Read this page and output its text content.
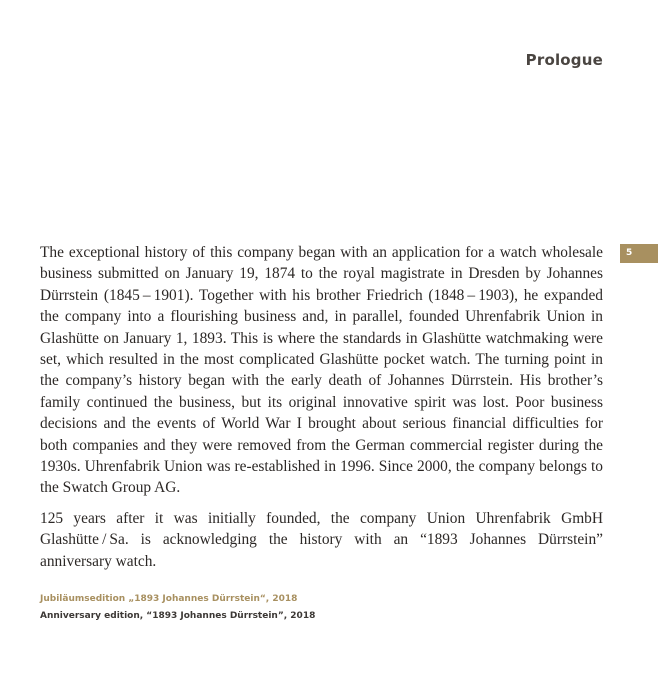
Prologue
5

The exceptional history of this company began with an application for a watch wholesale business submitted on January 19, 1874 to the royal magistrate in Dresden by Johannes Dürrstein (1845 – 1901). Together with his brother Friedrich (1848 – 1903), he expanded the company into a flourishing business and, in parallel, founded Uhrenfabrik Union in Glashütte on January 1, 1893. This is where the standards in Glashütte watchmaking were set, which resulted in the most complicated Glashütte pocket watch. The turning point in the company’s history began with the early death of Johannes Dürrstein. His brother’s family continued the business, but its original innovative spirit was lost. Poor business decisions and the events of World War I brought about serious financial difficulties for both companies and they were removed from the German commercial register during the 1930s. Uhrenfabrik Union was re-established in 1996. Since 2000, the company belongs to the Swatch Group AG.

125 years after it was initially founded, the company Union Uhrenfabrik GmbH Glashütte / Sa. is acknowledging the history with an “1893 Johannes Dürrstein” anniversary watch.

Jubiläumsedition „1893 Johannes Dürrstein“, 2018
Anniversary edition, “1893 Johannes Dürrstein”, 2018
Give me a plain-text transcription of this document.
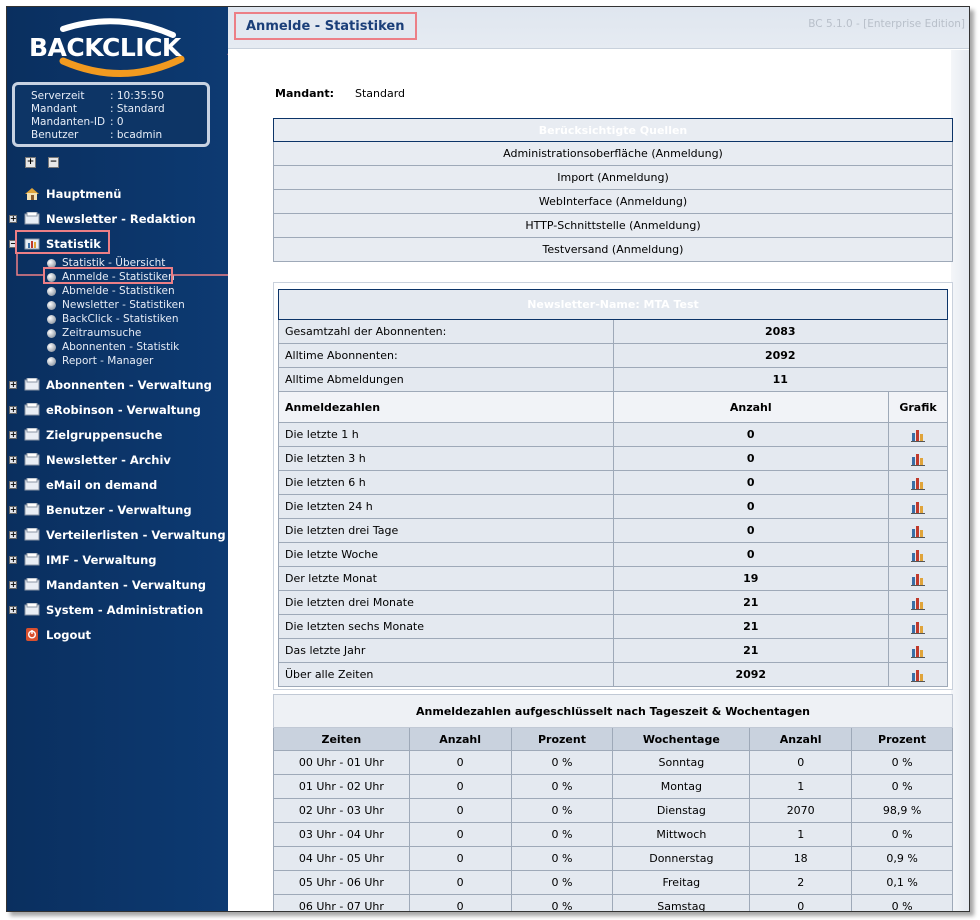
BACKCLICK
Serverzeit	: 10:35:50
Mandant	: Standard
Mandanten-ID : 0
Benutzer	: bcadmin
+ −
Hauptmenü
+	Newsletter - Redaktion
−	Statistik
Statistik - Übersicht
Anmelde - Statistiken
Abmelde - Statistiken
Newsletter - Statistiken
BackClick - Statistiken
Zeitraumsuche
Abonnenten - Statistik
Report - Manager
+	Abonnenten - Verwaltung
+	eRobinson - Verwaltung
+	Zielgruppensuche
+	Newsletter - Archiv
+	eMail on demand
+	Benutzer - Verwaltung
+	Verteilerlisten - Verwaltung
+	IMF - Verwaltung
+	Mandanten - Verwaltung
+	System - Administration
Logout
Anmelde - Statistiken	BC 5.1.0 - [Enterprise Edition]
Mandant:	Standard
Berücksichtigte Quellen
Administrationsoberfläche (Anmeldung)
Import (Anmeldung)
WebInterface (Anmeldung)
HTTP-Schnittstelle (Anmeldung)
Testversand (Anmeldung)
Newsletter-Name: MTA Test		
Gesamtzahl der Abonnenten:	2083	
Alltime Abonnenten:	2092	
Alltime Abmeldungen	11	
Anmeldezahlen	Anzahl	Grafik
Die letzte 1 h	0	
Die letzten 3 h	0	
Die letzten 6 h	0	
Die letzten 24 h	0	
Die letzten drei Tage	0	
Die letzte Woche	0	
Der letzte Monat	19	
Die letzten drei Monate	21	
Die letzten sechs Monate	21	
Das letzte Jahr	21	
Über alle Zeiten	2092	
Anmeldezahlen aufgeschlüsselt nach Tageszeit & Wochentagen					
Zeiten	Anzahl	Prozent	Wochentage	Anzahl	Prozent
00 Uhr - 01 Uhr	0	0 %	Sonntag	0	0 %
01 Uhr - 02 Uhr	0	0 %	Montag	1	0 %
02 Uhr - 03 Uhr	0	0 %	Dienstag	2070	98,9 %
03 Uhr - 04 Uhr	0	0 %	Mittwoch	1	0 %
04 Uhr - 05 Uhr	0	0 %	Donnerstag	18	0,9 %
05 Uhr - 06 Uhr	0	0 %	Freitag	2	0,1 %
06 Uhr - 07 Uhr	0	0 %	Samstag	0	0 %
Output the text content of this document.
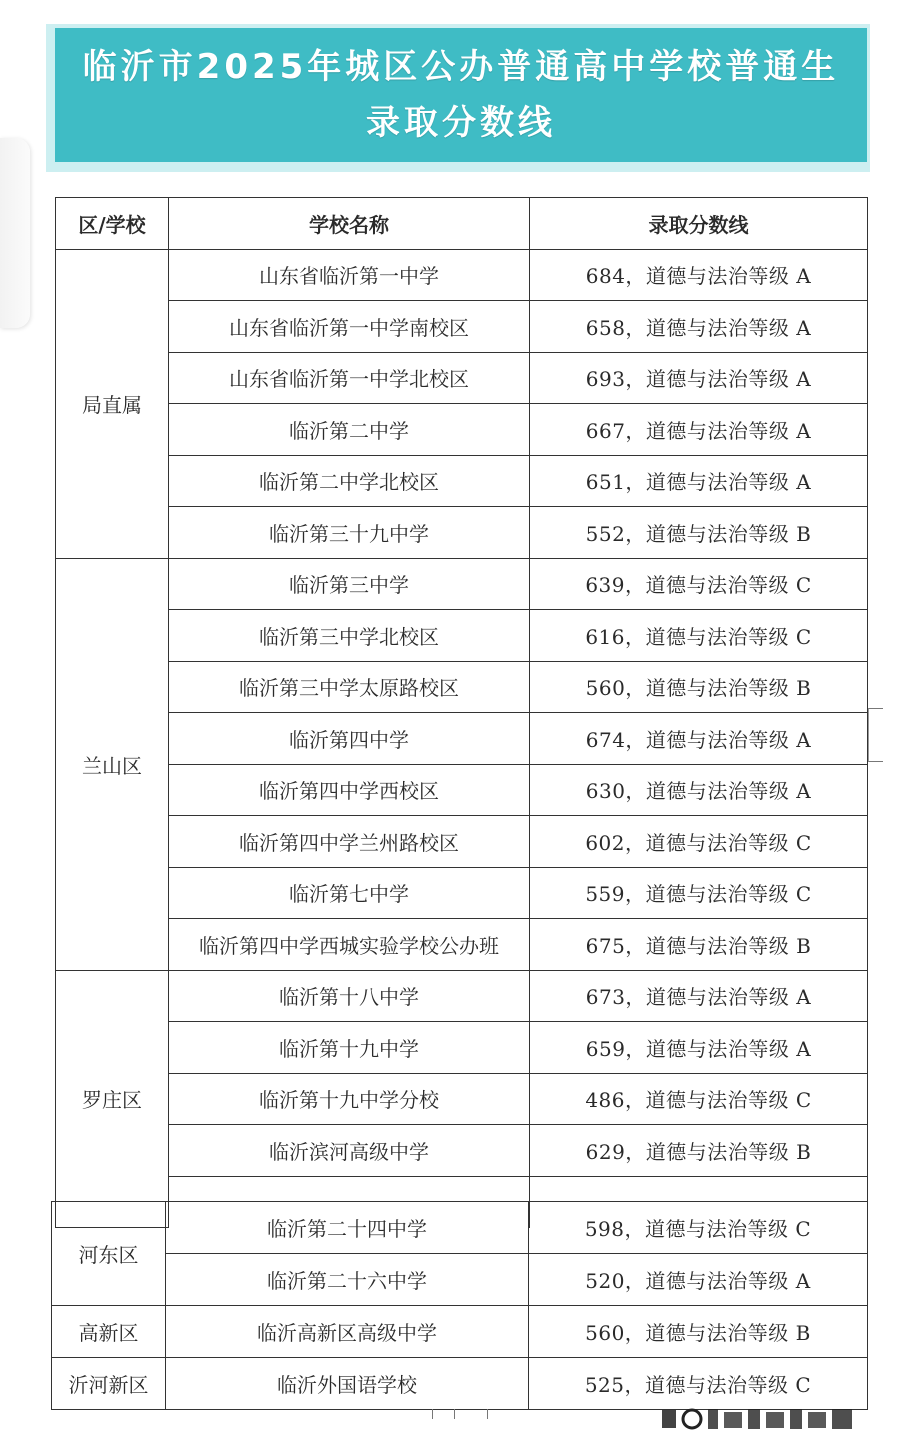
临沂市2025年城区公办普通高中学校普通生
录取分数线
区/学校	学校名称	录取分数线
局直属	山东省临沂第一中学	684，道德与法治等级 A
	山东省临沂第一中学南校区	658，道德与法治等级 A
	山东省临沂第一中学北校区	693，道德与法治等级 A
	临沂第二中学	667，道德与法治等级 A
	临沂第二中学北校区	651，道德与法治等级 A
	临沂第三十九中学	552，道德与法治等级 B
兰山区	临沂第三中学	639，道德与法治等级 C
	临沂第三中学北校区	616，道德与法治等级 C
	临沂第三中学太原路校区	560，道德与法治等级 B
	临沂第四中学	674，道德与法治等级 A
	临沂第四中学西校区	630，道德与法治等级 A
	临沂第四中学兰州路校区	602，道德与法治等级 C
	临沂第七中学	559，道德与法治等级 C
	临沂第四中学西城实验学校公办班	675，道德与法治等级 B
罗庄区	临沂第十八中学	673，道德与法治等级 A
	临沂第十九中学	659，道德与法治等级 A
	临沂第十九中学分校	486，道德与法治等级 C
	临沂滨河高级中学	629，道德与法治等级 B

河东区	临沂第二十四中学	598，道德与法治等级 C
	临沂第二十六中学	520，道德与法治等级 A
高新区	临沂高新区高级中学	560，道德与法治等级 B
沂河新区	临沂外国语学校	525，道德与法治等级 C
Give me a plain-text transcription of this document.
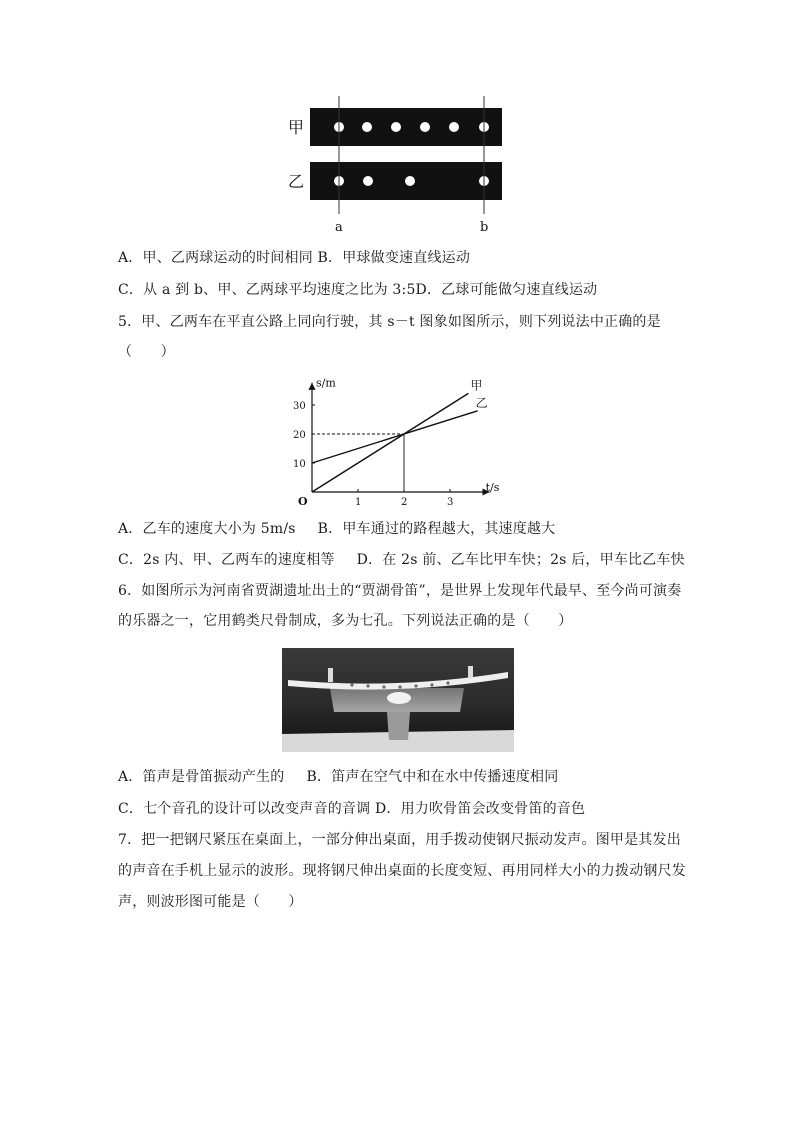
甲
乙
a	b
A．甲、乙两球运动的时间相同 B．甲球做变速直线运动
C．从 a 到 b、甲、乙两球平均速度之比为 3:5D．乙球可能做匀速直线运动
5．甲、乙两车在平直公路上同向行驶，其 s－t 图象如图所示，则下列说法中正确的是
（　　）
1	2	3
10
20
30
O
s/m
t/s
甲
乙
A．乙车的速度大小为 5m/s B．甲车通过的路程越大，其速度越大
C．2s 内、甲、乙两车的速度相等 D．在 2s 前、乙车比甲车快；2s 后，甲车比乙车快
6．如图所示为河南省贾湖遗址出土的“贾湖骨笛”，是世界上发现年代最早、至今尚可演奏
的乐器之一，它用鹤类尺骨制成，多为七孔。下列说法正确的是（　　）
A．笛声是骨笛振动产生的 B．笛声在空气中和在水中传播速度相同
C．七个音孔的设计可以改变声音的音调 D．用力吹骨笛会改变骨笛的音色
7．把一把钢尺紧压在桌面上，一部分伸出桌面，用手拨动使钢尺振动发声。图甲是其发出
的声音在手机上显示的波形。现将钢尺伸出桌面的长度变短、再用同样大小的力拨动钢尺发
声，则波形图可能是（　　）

::::

§ WORK TO COMPLETE
Reproduce all of the material above word for word. Omit the pictures.

§ TASK ANSWER
Read this page and output its text content.
Prologue
5

The exceptional history of this company began with an application for a watch wholesale business submitted on January 19, 1874 to the royal magistrate in Dresden by Johannes Dürrstein (1845 – 1901). Together with his brother Friedrich (1848 – 1903), he expanded the company into a flourishing business and, in parallel, founded Uhrenfabrik Union in Glashütte on January 1, 1893. This is where the standards in Glashütte watchmaking were set, which resulted in the most complicated Glashütte pocket watch. The turning point in the company’s history began with the early death of Johannes Dürrstein. His brother’s family continued the business, but its original innovative spirit was lost. Poor business decisions and the events of World War I brought about serious financial difficulties for both companies and they were removed from the German commercial register during the 1930s. Uhrenfabrik Union was re-established in 1996. Since 2000, the company belongs to the Swatch Group AG.

125 years after it was initially founded, the company Union Uhrenfabrik GmbH Glashütte / Sa. is acknowledging the history with an “1893 Johannes Dürrstein” anniversary watch.

Jubiläumsedition „1893 Johannes Dürrstein“, 2018
Anniversary edition, “1893 Johannes Dürrstein”, 2018
Give me a plain-text transcription of this document.
BACKCLICK
Serverzeit	: 10:35:50
Mandant	: Standard
Mandanten-ID : 0
Benutzer	: bcadmin
+ −
Hauptmenü
+	Newsletter - Redaktion
−	Statistik
Statistik - Übersicht
Anmelde - Statistiken
Abmelde - Statistiken
Newsletter - Statistiken
BackClick - Statistiken
Zeitraumsuche
Abonnenten - Statistik
Report - Manager
+	Abonnenten - Verwaltung
+	eRobinson - Verwaltung
+	Zielgruppensuche
+	Newsletter - Archiv
+	eMail on demand
+	Benutzer - Verwaltung
+	Verteilerlisten - Verwaltung
+	IMF - Verwaltung
+	Mandanten - Verwaltung
+	System - Administration
Logout
Anmelde - Statistiken	BC 5.1.0 - [Enterprise Edition]
Mandant:	Standard
Berücksichtigte Quellen
Administrationsoberfläche (Anmeldung)
Import (Anmeldung)
WebInterface (Anmeldung)
HTTP-Schnittstelle (Anmeldung)
Testversand (Anmeldung)
Newsletter-Name: MTA Test		
Gesamtzahl der Abonnenten:	2083	
Alltime Abonnenten:	2092	
Alltime Abmeldungen	11	
Anmeldezahlen	Anzahl	Grafik
Die letzte 1 h	0	
Die letzten 3 h	0	
Die letzten 6 h	0	
Die letzten 24 h	0	
Die letzten drei Tage	0	
Die letzte Woche	0	
Der letzte Monat	19	
Die letzten drei Monate	21	
Die letzten sechs Monate	21	
Das letzte Jahr	21	
Über alle Zeiten	2092	
Anmeldezahlen aufgeschlüsselt nach Tageszeit & Wochentagen					
Zeiten	Anzahl	Prozent	Wochentage	Anzahl	Prozent
00 Uhr - 01 Uhr	0	0 %	Sonntag	0	0 %
01 Uhr - 02 Uhr	0	0 %	Montag	1	0 %
02 Uhr - 03 Uhr	0	0 %	Dienstag	2070	98,9 %
03 Uhr - 04 Uhr	0	0 %	Mittwoch	1	0 %
04 Uhr - 05 Uhr	0	0 %	Donnerstag	18	0,9 %
05 Uhr - 06 Uhr	0	0 %	Freitag	2	0,1 %
06 Uhr - 07 Uhr	0	0 %	Samstag	0	0 %
Output the text content of this document.
临沂市2025年城区公办普通高中学校普通生
录取分数线
区/学校	学校名称	录取分数线
局直属	山东省临沂第一中学	684，道德与法治等级 A
	山东省临沂第一中学南校区	658，道德与法治等级 A
	山东省临沂第一中学北校区	693，道德与法治等级 A
	临沂第二中学	667，道德与法治等级 A
	临沂第二中学北校区	651，道德与法治等级 A
	临沂第三十九中学	552，道德与法治等级 B
兰山区	临沂第三中学	639，道德与法治等级 C
	临沂第三中学北校区	616，道德与法治等级 C
	临沂第三中学太原路校区	560，道德与法治等级 B
	临沂第四中学	674，道德与法治等级 A
	临沂第四中学西校区	630，道德与法治等级 A
	临沂第四中学兰州路校区	602，道德与法治等级 C
	临沂第七中学	559，道德与法治等级 C
	临沂第四中学西城实验学校公办班	675，道德与法治等级 B
罗庄区	临沂第十八中学	673，道德与法治等级 A
	临沂第十九中学	659，道德与法治等级 A
	临沂第十九中学分校	486，道德与法治等级 C
	临沂滨河高级中学	629，道德与法治等级 B

河东区	临沂第二十四中学	598，道德与法治等级 C
	临沂第二十六中学	520，道德与法治等级 A
高新区	临沂高新区高级中学	560，道德与法治等级 B
沂河新区	临沂外国语学校	525，道德与法治等级 C
Give me a plain-text transcription of this document.
甲
乙
a	b
A．甲、乙两球运动的时间相同 B．甲球做变速直线运动
C．从 a 到 b、甲、乙两球平均速度之比为 3:5D．乙球可能做匀速直线运动
5．甲、乙两车在平直公路上同向行驶，其 s－t 图象如图所示，则下列说法中正确的是
（　　）
1	2	3
10
20
30
O
s/m
t/s
甲
乙
A．乙车的速度大小为 5m/s B．甲车通过的路程越大，其速度越大
C．2s 内、甲、乙两车的速度相等 D．在 2s 前、乙车比甲车快；2s 后，甲车比乙车快
6．如图所示为河南省贾湖遗址出土的“贾湖骨笛”，是世界上发现年代最早、至今尚可演奏
的乐器之一，它用鹤类尺骨制成，多为七孔。下列说法正确的是（　　）
A．笛声是骨笛振动产生的 B．笛声在空气中和在水中传播速度相同
C．七个音孔的设计可以改变声音的音调 D．用力吹骨笛会改变骨笛的音色
7．把一把钢尺紧压在桌面上，一部分伸出桌面，用手拨动使钢尺振动发声。图甲是其发出
的声音在手机上显示的波形。现将钢尺伸出桌面的长度变短、再用同样大小的力拨动钢尺发
声，则波形图可能是（　　）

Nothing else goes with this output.